_Work instructions:_
Print each record exactly as it appears, but drop the images.

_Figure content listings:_

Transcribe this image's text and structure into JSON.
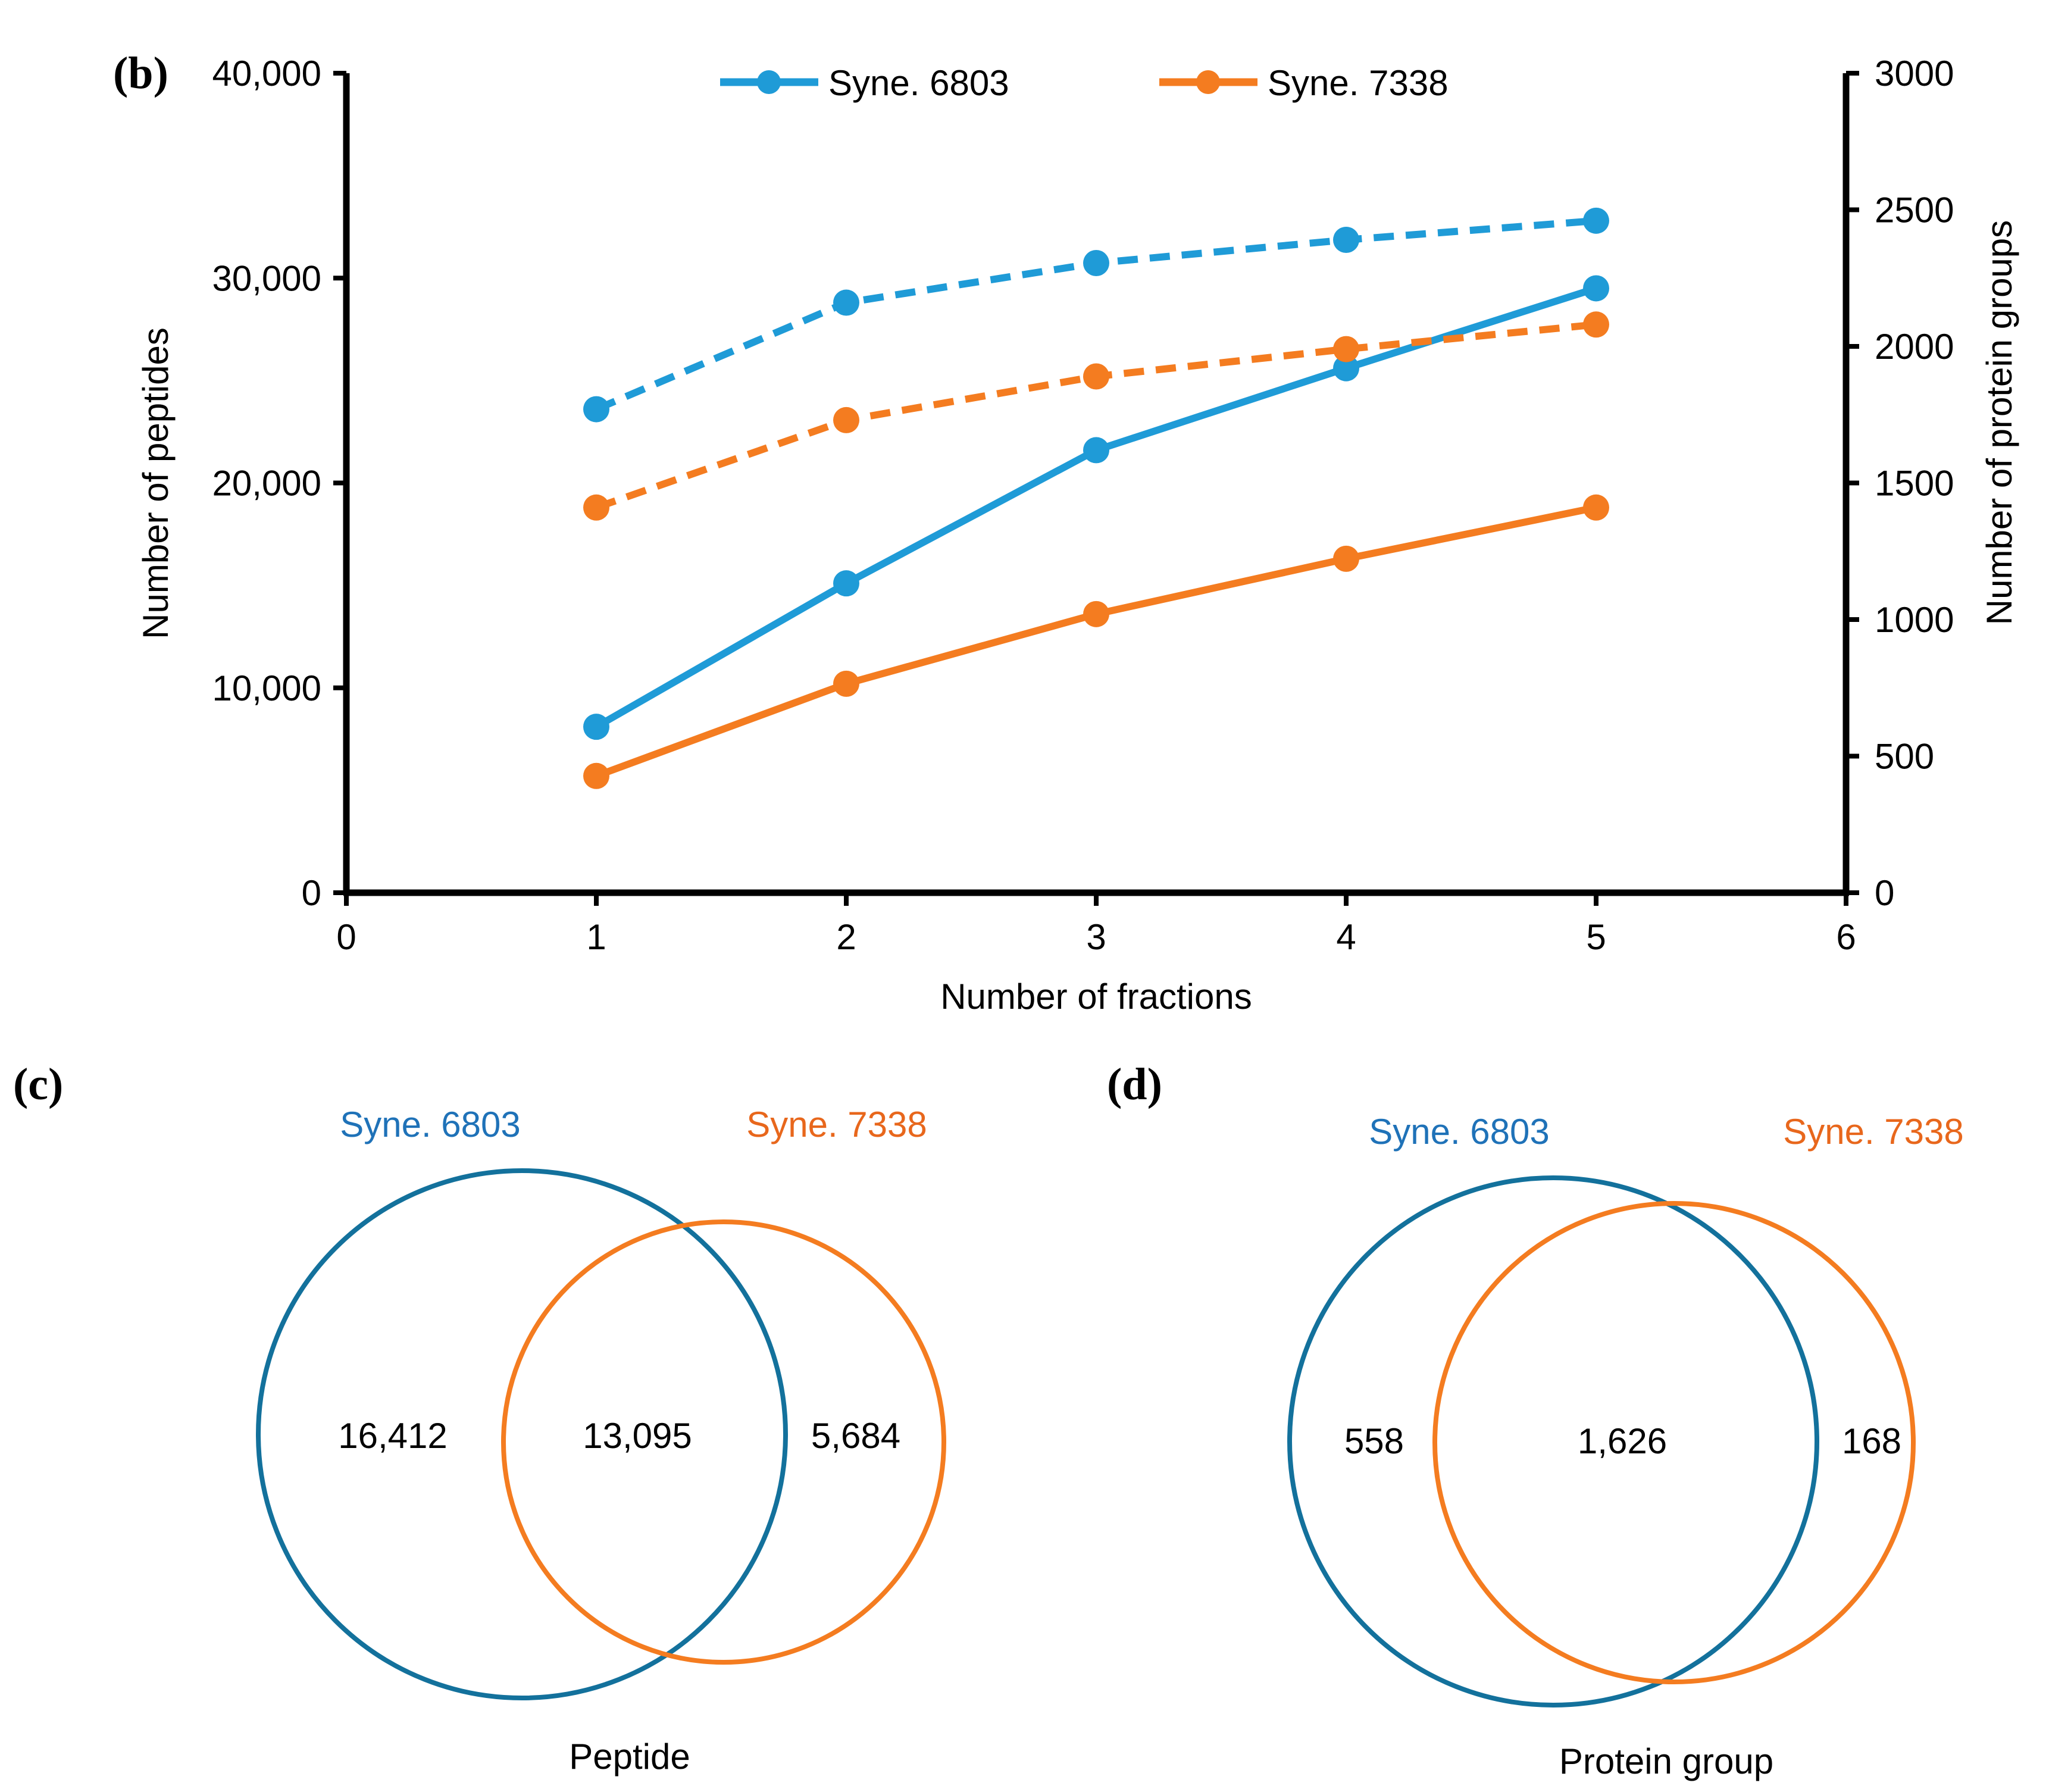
{
  "panels": {
    "b": "(b)",
    "c": "(c)",
    "d": "(d)"
  },
  "colors": {
    "syne6803_line": "#1f9bd7",
    "syne7338_line": "#f47c20",
    "venn_6803": "#13719c",
    "venn_7338": "#f47c20",
    "label_6803": "#1f72b8",
    "label_7338": "#e8671c",
    "axis": "#000000"
  },
  "chart_data": [
    {
      "type": "line",
      "title": "",
      "xlabel": "Number of fractions",
      "ylabel": "Number of peptides",
      "y2label": "Number of protein groups",
      "xlim": [
        0,
        6
      ],
      "ylim": [
        0,
        40000
      ],
      "y2lim": [
        0,
        3000
      ],
      "x_ticks": [
        "0",
        "1",
        "2",
        "3",
        "4",
        "5",
        "6"
      ],
      "y_ticks": [
        "0",
        "10,000",
        "20,000",
        "30,000",
        "40,000"
      ],
      "y2_ticks": [
        "0",
        "500",
        "1000",
        "1500",
        "2000",
        "2500",
        "3000"
      ],
      "legend_position": "top",
      "legend": [
        "Syne. 6803",
        "Syne. 7338"
      ],
      "x": [
        1,
        2,
        3,
        4,
        5
      ],
      "series": [
        {
          "name": "Syne. 6803",
          "metric": "peptides",
          "axis": "left",
          "style": "solid",
          "values": [
            8100,
            15100,
            21600,
            25600,
            29500
          ]
        },
        {
          "name": "Syne. 7338",
          "metric": "peptides",
          "axis": "left",
          "style": "solid",
          "values": [
            5700,
            10200,
            13600,
            16300,
            18800
          ]
        },
        {
          "name": "Syne. 6803",
          "metric": "protein groups",
          "axis": "right",
          "style": "dashed",
          "values": [
            1770,
            2160,
            2305,
            2390,
            2460
          ]
        },
        {
          "name": "Syne. 7338",
          "metric": "protein groups",
          "axis": "right",
          "style": "dashed",
          "values": [
            1410,
            1730,
            1890,
            1990,
            2080
          ]
        }
      ]
    },
    {
      "type": "venn",
      "title": "Peptide",
      "sets": [
        "Syne. 6803",
        "Syne. 7338"
      ],
      "values": {
        "only_a": "16,412",
        "both": "13,095",
        "only_b": "5,684"
      }
    },
    {
      "type": "venn",
      "title": "Protein group",
      "sets": [
        "Syne. 6803",
        "Syne. 7338"
      ],
      "values": {
        "only_a": "558",
        "both": "1,626",
        "only_b": "168"
      }
    }
  ]
}
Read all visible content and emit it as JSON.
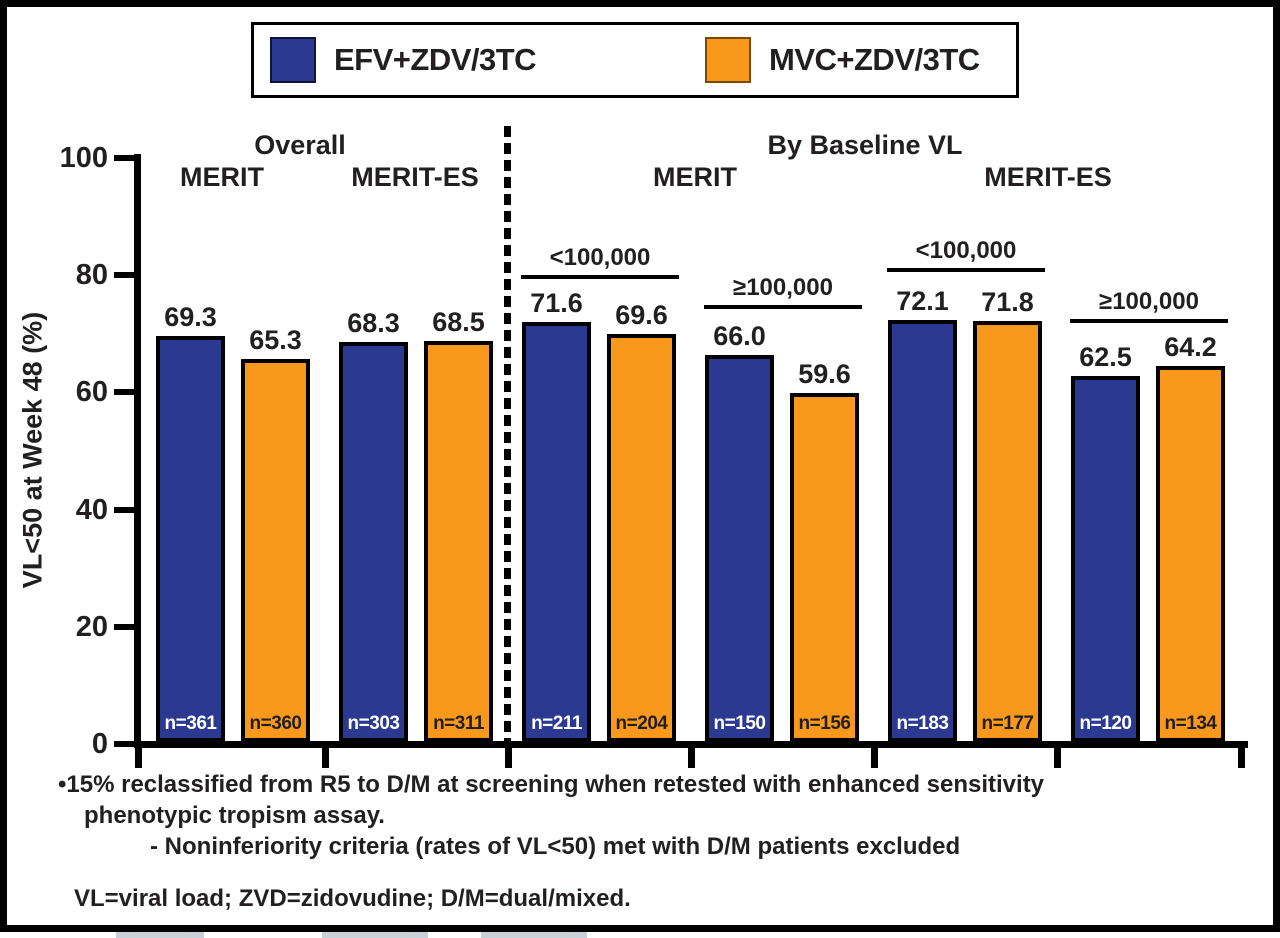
{
  "chart_data": {
    "type": "bar",
    "title": "",
    "xlabel": "",
    "ylabel": "VL<50 at Week 48 (%)",
    "ylim": [
      0,
      100
    ],
    "ytick_labels": [
      "100",
      "80",
      "60",
      "40",
      "20",
      "0"
    ],
    "grid": false,
    "legend_position": "top",
    "legend": [
      {
        "name": "EFV+ZDV/3TC",
        "color": "#2B3990"
      },
      {
        "name": "MVC+ZDV/3TC",
        "color": "#F8981D"
      }
    ],
    "section_headers": {
      "overall": "Overall",
      "overall_merit": "MERIT",
      "overall_merit_es": "MERIT-ES",
      "by_baseline_vl": "By Baseline VL",
      "bvl_merit": "MERIT",
      "bvl_merit_es": "MERIT-ES"
    },
    "slots": [
      {
        "section": "Overall",
        "study": "MERIT",
        "subgroup": "",
        "bars": [
          {
            "series": "EFV+ZDV/3TC",
            "value": 69.3,
            "label": "69.3",
            "n": "n=361"
          },
          {
            "series": "MVC+ZDV/3TC",
            "value": 65.3,
            "label": "65.3",
            "n": "n=360"
          }
        ]
      },
      {
        "section": "Overall",
        "study": "MERIT-ES",
        "subgroup": "",
        "bars": [
          {
            "series": "EFV+ZDV/3TC",
            "value": 68.3,
            "label": "68.3",
            "n": "n=303"
          },
          {
            "series": "MVC+ZDV/3TC",
            "value": 68.5,
            "label": "68.5",
            "n": "n=311"
          }
        ]
      },
      {
        "section": "By Baseline VL",
        "study": "MERIT",
        "subgroup": "<100,000",
        "bars": [
          {
            "series": "EFV+ZDV/3TC",
            "value": 71.6,
            "label": "71.6",
            "n": "n=211"
          },
          {
            "series": "MVC+ZDV/3TC",
            "value": 69.6,
            "label": "69.6",
            "n": "n=204"
          }
        ]
      },
      {
        "section": "By Baseline VL",
        "study": "MERIT",
        "subgroup": "≥100,000",
        "bars": [
          {
            "series": "EFV+ZDV/3TC",
            "value": 66.0,
            "label": "66.0",
            "n": "n=150"
          },
          {
            "series": "MVC+ZDV/3TC",
            "value": 59.6,
            "label": "59.6",
            "n": "n=156"
          }
        ]
      },
      {
        "section": "By Baseline VL",
        "study": "MERIT-ES",
        "subgroup": "<100,000",
        "bars": [
          {
            "series": "EFV+ZDV/3TC",
            "value": 72.1,
            "label": "72.1",
            "n": "n=183"
          },
          {
            "series": "MVC+ZDV/3TC",
            "value": 71.8,
            "label": "71.8",
            "n": "n=177"
          }
        ]
      },
      {
        "section": "By Baseline VL",
        "study": "MERIT-ES",
        "subgroup": "≥100,000",
        "bars": [
          {
            "series": "EFV+ZDV/3TC",
            "value": 62.5,
            "label": "62.5",
            "n": "n=120"
          },
          {
            "series": "MVC+ZDV/3TC",
            "value": 64.2,
            "label": "64.2",
            "n": "n=134"
          }
        ]
      }
    ],
    "footnotes": {
      "bullet_line1": "•15% reclassified from R5 to D/M at screening when retested with enhanced sensitivity",
      "bullet_line2": "phenotypic tropism assay.",
      "sub_line": "- Noninferiority criteria (rates of VL<50) met with D/M patients excluded",
      "abbrev_line": "VL=viral load; ZVD=zidovudine; D/M=dual/mixed."
    }
  }
}
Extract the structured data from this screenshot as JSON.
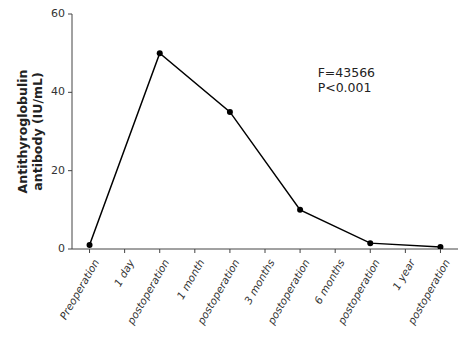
{
  "chart_data": {
    "type": "line",
    "x": [
      0,
      2,
      4,
      6,
      8,
      10
    ],
    "values": [
      1,
      50,
      35,
      10,
      1.5,
      0.5
    ],
    "color": "#000000",
    "marker": "circle",
    "xlim": [
      -0.5,
      10.5
    ],
    "xticks": [
      {
        "value": 0,
        "label": "Preoperation"
      },
      {
        "value": 1,
        "label": "1 day"
      },
      {
        "value": 2,
        "label": "postoperation"
      },
      {
        "value": 3,
        "label": "1 month"
      },
      {
        "value": 4,
        "label": "postoperation"
      },
      {
        "value": 5,
        "label": "3 months"
      },
      {
        "value": 6,
        "label": "postoperation"
      },
      {
        "value": 7,
        "label": "6 months"
      },
      {
        "value": 8,
        "label": "postoperation"
      },
      {
        "value": 9,
        "label": "1 year"
      },
      {
        "value": 10,
        "label": "postoperation"
      }
    ],
    "ylim": [
      0,
      60
    ],
    "yticks": [
      0,
      20,
      40,
      60
    ],
    "y_label": "Antithyroglobulin\nantibody (IU/mL)",
    "annotations": [
      {
        "text": "F=43566\nP<0.001",
        "x": 6.5,
        "y": 47
      }
    ],
    "grid": false
  }
}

_Answer for this exercise:_
Transcribe this image's text and structure into JSON.
{
  "panels": {
    "b": "(b)",
    "c": "(c)",
    "d": "(d)"
  },
  "colors": {
    "syne6803_line": "#1f9bd7",
    "syne7338_line": "#f47c20",
    "venn_6803": "#13719c",
    "venn_7338": "#f47c20",
    "label_6803": "#1f72b8",
    "label_7338": "#e8671c",
    "axis": "#000000"
  },
  "chart_data": [
    {
      "type": "line",
      "title": "",
      "xlabel": "Number of fractions",
      "ylabel": "Number of peptides",
      "y2label": "Number of protein groups",
      "xlim": [
        0,
        6
      ],
      "ylim": [
        0,
        40000
      ],
      "y2lim": [
        0,
        3000
      ],
      "x_ticks": [
        "0",
        "1",
        "2",
        "3",
        "4",
        "5",
        "6"
      ],
      "y_ticks": [
        "0",
        "10,000",
        "20,000",
        "30,000",
        "40,000"
      ],
      "y2_ticks": [
        "0",
        "500",
        "1000",
        "1500",
        "2000",
        "2500",
        "3000"
      ],
      "legend_position": "top",
      "legend": [
        "Syne. 6803",
        "Syne. 7338"
      ],
      "x": [
        1,
        2,
        3,
        4,
        5
      ],
      "series": [
        {
          "name": "Syne. 6803",
          "metric": "peptides",
          "axis": "left",
          "style": "solid",
          "values": [
            8100,
            15100,
            21600,
            25600,
            29500
          ]
        },
        {
          "name": "Syne. 7338",
          "metric": "peptides",
          "axis": "left",
          "style": "solid",
          "values": [
            5700,
            10200,
            13600,
            16300,
            18800
          ]
        },
        {
          "name": "Syne. 6803",
          "metric": "protein groups",
          "axis": "right",
          "style": "dashed",
          "values": [
            1770,
            2160,
            2305,
            2390,
            2460
          ]
        },
        {
          "name": "Syne. 7338",
          "metric": "protein groups",
          "axis": "right",
          "style": "dashed",
          "values": [
            1410,
            1730,
            1890,
            1990,
            2080
          ]
        }
      ]
    },
    {
      "type": "venn",
      "title": "Peptide",
      "sets": [
        "Syne. 6803",
        "Syne. 7338"
      ],
      "values": {
        "only_a": "16,412",
        "both": "13,095",
        "only_b": "5,684"
      }
    },
    {
      "type": "venn",
      "title": "Protein group",
      "sets": [
        "Syne. 6803",
        "Syne. 7338"
      ],
      "values": {
        "only_a": "558",
        "both": "1,626",
        "only_b": "168"
      }
    }
  ]
}
Read all visible content and emit it as JSON.
{
  "chart_data": {
    "type": "bar",
    "title": "",
    "xlabel": "",
    "ylabel": "VL<50 at Week 48 (%)",
    "ylim": [
      0,
      100
    ],
    "ytick_labels": [
      "100",
      "80",
      "60",
      "40",
      "20",
      "0"
    ],
    "grid": false,
    "legend_position": "top",
    "legend": [
      {
        "name": "EFV+ZDV/3TC",
        "color": "#2B3990"
      },
      {
        "name": "MVC+ZDV/3TC",
        "color": "#F8981D"
      }
    ],
    "section_headers": {
      "overall": "Overall",
      "overall_merit": "MERIT",
      "overall_merit_es": "MERIT-ES",
      "by_baseline_vl": "By Baseline VL",
      "bvl_merit": "MERIT",
      "bvl_merit_es": "MERIT-ES"
    },
    "slots": [
      {
        "section": "Overall",
        "study": "MERIT",
        "subgroup": "",
        "bars": [
          {
            "series": "EFV+ZDV/3TC",
            "value": 69.3,
            "label": "69.3",
            "n": "n=361"
          },
          {
            "series": "MVC+ZDV/3TC",
            "value": 65.3,
            "label": "65.3",
            "n": "n=360"
          }
        ]
      },
      {
        "section": "Overall",
        "study": "MERIT-ES",
        "subgroup": "",
        "bars": [
          {
            "series": "EFV+ZDV/3TC",
            "value": 68.3,
            "label": "68.3",
            "n": "n=303"
          },
          {
            "series": "MVC+ZDV/3TC",
            "value": 68.5,
            "label": "68.5",
            "n": "n=311"
          }
        ]
      },
      {
        "section": "By Baseline VL",
        "study": "MERIT",
        "subgroup": "<100,000",
        "bars": [
          {
            "series": "EFV+ZDV/3TC",
            "value": 71.6,
            "label": "71.6",
            "n": "n=211"
          },
          {
            "series": "MVC+ZDV/3TC",
            "value": 69.6,
            "label": "69.6",
            "n": "n=204"
          }
        ]
      },
      {
        "section": "By Baseline VL",
        "study": "MERIT",
        "subgroup": "≥100,000",
        "bars": [
          {
            "series": "EFV+ZDV/3TC",
            "value": 66.0,
            "label": "66.0",
            "n": "n=150"
          },
          {
            "series": "MVC+ZDV/3TC",
            "value": 59.6,
            "label": "59.6",
            "n": "n=156"
          }
        ]
      },
      {
        "section": "By Baseline VL",
        "study": "MERIT-ES",
        "subgroup": "<100,000",
        "bars": [
          {
            "series": "EFV+ZDV/3TC",
            "value": 72.1,
            "label": "72.1",
            "n": "n=183"
          },
          {
            "series": "MVC+ZDV/3TC",
            "value": 71.8,
            "label": "71.8",
            "n": "n=177"
          }
        ]
      },
      {
        "section": "By Baseline VL",
        "study": "MERIT-ES",
        "subgroup": "≥100,000",
        "bars": [
          {
            "series": "EFV+ZDV/3TC",
            "value": 62.5,
            "label": "62.5",
            "n": "n=120"
          },
          {
            "series": "MVC+ZDV/3TC",
            "value": 64.2,
            "label": "64.2",
            "n": "n=134"
          }
        ]
      }
    ],
    "footnotes": {
      "bullet_line1": "•15% reclassified from R5 to D/M at screening when retested with enhanced sensitivity",
      "bullet_line2": "phenotypic tropism assay.",
      "sub_line": "- Noninferiority criteria (rates of VL<50) met with D/M patients excluded",
      "abbrev_line": "VL=viral load; ZVD=zidovudine; D/M=dual/mixed."
    }
  }
}
Extract the structured data from this screenshot as JSON.
{
  "chart_data": {
    "type": "line",
    "x": [
      0,
      2,
      4,
      6,
      8,
      10
    ],
    "values": [
      1,
      50,
      35,
      10,
      1.5,
      0.5
    ],
    "color": "#000000",
    "marker": "circle",
    "xlim": [
      -0.5,
      10.5
    ],
    "xticks": [
      {
        "value": 0,
        "label": "Preoperation"
      },
      {
        "value": 1,
        "label": "1 day"
      },
      {
        "value": 2,
        "label": "postoperation"
      },
      {
        "value": 3,
        "label": "1 month"
      },
      {
        "value": 4,
        "label": "postoperation"
      },
      {
        "value": 5,
        "label": "3 months"
      },
      {
        "value": 6,
        "label": "postoperation"
      },
      {
        "value": 7,
        "label": "6 months"
      },
      {
        "value": 8,
        "label": "postoperation"
      },
      {
        "value": 9,
        "label": "1 year"
      },
      {
        "value": 10,
        "label": "postoperation"
      }
    ],
    "ylim": [
      0,
      60
    ],
    "yticks": [
      0,
      20,
      40,
      60
    ],
    "y_label": "Antithyroglobulin\nantibody (IU/mL)",
    "annotations": [
      {
        "text": "F=43566\nP<0.001",
        "x": 6.5,
        "y": 47
      }
    ],
    "grid": false
  }
}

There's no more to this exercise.